**The task**
Extract every line from the records below that contains the word "asset".

[START OF Entries]

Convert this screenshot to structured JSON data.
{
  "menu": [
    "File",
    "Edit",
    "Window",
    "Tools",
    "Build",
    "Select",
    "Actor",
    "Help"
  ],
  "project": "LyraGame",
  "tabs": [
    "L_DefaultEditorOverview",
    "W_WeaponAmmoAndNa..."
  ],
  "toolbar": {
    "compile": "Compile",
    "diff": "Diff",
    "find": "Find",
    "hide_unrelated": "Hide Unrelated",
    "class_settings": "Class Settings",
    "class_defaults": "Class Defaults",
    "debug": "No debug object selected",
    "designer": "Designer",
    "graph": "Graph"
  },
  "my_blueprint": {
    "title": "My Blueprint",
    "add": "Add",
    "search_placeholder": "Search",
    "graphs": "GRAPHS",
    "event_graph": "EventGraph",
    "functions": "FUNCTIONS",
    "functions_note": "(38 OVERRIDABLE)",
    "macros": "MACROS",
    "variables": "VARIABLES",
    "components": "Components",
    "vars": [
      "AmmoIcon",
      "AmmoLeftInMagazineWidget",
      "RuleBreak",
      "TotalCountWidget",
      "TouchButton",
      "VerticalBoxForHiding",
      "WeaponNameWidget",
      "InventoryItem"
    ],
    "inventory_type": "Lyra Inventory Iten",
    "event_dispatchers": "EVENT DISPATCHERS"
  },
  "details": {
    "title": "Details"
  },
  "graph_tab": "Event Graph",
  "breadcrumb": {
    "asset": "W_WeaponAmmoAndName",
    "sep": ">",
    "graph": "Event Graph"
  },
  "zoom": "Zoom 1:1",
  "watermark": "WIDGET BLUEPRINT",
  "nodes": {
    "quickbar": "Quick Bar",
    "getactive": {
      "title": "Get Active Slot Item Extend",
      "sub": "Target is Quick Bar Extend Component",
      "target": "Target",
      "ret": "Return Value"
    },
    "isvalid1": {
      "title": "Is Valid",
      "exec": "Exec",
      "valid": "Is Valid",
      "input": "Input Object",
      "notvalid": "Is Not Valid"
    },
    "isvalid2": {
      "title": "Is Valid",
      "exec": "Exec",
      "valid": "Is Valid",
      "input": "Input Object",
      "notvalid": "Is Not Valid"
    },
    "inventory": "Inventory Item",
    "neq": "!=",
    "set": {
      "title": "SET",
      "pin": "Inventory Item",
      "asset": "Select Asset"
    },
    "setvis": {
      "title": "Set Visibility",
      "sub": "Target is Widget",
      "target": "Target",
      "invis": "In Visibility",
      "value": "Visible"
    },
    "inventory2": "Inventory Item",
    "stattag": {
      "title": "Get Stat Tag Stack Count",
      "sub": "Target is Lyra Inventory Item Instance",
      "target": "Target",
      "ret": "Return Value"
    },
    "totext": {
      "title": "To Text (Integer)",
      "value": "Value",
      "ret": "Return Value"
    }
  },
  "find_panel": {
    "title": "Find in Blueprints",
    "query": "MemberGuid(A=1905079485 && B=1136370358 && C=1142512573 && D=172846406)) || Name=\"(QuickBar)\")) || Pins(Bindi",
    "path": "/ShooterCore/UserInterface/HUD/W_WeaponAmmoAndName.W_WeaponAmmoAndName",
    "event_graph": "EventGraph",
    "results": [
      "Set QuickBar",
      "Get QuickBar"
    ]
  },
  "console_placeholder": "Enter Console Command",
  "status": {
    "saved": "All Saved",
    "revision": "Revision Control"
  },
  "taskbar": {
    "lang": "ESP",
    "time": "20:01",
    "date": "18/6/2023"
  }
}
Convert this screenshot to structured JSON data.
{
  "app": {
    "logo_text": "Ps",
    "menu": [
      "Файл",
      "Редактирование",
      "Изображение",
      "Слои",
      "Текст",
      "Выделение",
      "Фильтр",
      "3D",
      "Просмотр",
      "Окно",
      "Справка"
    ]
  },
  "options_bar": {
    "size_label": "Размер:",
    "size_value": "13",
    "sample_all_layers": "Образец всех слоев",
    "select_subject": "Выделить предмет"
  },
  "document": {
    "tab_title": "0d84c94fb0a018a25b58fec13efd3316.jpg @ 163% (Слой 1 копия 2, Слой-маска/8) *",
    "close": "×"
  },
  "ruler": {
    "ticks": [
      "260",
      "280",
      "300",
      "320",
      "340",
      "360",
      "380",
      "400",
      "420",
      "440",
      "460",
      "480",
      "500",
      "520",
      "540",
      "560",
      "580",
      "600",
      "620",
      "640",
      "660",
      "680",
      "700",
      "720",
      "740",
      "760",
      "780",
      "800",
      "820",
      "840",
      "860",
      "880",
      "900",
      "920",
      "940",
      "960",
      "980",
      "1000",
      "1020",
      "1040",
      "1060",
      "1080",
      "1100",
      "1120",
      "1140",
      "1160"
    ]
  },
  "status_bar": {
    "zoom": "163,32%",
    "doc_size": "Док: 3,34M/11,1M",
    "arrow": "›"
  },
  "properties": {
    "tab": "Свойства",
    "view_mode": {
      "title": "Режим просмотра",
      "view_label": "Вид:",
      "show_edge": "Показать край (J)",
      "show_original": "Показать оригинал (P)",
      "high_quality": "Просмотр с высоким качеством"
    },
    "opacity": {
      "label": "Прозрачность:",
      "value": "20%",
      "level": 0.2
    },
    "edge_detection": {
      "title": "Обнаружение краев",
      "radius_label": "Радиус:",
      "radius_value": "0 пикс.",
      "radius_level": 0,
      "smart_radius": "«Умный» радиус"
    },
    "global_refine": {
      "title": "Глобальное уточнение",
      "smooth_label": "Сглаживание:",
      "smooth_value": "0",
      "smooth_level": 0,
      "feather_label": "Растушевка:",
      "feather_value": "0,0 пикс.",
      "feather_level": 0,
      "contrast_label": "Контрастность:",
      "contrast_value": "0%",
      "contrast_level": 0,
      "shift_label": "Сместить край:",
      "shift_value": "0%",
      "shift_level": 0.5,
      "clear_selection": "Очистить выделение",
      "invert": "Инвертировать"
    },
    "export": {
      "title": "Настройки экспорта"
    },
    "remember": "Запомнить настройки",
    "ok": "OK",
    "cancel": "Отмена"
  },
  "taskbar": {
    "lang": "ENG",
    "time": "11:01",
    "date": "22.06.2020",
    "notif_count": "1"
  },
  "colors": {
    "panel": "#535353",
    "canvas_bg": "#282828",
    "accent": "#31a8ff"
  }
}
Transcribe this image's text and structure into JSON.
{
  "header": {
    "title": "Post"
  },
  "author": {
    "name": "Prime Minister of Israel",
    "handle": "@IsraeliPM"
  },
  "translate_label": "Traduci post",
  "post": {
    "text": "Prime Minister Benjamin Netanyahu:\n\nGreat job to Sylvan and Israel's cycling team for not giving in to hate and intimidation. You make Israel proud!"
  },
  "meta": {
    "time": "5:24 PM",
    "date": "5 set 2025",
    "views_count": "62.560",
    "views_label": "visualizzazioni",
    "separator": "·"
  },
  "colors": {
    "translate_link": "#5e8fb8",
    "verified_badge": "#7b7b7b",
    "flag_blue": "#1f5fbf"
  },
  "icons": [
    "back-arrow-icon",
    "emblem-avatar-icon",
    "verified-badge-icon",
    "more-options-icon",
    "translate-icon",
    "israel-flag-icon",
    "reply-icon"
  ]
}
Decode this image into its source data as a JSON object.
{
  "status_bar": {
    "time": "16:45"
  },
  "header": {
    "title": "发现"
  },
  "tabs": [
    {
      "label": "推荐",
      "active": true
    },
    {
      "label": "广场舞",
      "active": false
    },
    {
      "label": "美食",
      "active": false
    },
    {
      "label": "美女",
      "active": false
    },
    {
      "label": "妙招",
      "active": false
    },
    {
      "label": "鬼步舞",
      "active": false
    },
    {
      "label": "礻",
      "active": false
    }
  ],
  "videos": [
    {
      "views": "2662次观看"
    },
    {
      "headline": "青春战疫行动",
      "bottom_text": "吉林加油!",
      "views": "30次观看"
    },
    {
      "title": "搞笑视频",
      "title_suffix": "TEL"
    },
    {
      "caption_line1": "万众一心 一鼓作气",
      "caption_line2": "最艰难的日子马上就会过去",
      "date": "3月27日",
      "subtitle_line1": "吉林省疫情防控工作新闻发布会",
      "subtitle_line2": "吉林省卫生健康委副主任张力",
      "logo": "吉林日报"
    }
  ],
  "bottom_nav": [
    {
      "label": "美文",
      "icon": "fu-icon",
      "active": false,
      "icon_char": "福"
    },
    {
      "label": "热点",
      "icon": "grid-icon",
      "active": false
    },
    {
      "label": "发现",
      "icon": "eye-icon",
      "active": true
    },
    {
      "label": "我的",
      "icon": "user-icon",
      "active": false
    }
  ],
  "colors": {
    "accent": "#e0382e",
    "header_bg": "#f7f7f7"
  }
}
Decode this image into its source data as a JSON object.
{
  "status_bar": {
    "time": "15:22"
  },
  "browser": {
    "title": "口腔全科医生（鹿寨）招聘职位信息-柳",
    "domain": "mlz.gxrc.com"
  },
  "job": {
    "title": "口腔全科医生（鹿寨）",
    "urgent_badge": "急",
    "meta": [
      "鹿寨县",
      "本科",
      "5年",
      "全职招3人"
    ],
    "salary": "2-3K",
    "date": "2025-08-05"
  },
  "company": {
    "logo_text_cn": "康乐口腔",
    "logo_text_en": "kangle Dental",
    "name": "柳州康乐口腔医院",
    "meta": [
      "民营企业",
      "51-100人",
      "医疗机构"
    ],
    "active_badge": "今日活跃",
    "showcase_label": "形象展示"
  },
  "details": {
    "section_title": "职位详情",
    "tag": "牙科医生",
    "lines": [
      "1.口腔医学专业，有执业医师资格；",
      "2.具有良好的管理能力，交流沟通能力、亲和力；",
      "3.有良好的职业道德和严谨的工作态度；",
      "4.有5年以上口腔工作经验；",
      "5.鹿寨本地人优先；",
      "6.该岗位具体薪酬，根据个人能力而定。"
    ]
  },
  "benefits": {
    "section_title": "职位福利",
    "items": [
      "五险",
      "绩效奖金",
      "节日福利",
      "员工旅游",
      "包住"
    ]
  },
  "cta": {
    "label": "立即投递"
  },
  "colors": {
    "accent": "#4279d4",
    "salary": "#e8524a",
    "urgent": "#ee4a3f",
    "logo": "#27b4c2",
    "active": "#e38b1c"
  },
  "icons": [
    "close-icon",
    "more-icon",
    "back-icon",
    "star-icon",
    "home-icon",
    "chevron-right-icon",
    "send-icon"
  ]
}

[END OF Entries]

**Full output**
    "asset": "W_WeaponAmmoAndName",
      "asset": "Select Asset"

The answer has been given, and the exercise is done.